WHAT TO DO ▸
Within the listing below, locate all lines containing the word "HUETTER". Copy each one.

Dataset records:
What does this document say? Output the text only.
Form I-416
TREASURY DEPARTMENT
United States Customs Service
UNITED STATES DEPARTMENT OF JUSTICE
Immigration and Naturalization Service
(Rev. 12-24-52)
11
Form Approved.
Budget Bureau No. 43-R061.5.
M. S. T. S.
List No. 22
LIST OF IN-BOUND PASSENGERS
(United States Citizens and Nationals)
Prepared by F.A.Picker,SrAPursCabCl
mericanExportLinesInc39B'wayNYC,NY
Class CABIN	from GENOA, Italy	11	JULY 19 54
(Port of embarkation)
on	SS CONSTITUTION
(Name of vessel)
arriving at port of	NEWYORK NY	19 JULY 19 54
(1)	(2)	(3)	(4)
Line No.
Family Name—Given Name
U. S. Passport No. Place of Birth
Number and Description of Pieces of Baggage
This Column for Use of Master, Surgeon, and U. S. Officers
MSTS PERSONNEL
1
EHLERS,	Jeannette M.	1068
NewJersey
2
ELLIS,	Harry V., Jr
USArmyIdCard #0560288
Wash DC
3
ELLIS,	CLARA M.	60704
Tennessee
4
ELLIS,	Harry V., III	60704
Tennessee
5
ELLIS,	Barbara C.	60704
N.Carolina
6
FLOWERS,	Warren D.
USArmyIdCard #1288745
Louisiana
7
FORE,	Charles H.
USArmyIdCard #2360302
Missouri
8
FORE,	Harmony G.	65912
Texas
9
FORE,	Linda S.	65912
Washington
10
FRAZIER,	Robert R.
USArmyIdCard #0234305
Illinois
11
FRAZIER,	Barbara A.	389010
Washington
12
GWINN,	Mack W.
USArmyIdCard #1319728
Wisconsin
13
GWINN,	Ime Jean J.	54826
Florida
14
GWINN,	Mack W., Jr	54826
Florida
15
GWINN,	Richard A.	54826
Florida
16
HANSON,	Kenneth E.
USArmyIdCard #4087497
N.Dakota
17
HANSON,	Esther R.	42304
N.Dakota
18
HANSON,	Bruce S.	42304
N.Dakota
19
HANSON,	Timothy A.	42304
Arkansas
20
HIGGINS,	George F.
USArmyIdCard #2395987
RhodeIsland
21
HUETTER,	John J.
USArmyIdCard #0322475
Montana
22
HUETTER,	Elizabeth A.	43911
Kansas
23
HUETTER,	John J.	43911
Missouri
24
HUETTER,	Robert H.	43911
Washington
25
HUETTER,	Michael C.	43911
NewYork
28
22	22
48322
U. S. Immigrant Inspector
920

EXPECTED ANSWER ▸
HUETTER,	John J.
HUETTER,	Elizabeth A.	43911
HUETTER,	John J.	43911
HUETTER,	Robert H.	43911
HUETTER,	Michael C.	43911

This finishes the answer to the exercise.